▸ Task goal
Each line that holds the word "true" counts once; give the total for the records below and nothing else.

▸ Records for the exercise
---------------

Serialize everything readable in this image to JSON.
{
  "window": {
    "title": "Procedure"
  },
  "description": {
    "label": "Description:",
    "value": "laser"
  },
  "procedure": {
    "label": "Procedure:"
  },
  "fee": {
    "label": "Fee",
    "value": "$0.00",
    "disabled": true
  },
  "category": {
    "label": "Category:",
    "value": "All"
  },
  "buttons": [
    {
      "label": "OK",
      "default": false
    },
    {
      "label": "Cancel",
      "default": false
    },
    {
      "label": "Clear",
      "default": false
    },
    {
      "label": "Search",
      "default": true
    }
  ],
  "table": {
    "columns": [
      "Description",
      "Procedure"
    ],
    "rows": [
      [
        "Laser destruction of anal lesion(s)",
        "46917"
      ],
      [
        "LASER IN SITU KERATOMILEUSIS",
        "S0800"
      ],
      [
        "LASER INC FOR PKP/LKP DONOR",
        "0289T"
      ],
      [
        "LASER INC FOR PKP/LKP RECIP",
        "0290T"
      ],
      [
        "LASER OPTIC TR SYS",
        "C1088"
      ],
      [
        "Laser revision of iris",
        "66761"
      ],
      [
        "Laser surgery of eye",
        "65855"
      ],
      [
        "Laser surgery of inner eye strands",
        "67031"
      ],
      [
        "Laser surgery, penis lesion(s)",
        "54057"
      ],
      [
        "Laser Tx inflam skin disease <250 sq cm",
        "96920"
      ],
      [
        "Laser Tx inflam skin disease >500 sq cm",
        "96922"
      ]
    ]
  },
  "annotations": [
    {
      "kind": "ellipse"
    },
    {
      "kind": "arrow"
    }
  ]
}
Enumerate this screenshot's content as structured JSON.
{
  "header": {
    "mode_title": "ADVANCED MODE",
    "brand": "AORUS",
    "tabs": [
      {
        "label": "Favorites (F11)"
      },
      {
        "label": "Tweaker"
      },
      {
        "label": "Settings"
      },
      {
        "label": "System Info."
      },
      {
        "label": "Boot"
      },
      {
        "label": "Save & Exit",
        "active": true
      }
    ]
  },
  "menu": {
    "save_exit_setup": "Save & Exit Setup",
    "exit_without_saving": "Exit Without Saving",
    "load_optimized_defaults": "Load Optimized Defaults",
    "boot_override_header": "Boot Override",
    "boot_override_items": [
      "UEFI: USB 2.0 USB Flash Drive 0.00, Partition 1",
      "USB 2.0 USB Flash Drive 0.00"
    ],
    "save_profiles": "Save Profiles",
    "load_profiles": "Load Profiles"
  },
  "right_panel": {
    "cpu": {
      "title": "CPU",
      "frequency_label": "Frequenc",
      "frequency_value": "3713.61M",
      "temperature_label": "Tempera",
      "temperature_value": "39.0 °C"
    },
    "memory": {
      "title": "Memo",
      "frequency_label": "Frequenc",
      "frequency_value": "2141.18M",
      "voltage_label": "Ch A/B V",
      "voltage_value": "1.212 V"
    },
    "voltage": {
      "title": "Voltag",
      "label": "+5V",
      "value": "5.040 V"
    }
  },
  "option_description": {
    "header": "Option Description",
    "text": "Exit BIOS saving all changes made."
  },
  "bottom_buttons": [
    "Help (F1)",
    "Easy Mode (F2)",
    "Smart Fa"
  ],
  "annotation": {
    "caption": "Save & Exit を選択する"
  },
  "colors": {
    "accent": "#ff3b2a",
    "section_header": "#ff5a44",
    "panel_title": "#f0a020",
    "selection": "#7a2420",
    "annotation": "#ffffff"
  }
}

---------------

▸ Complete answer
3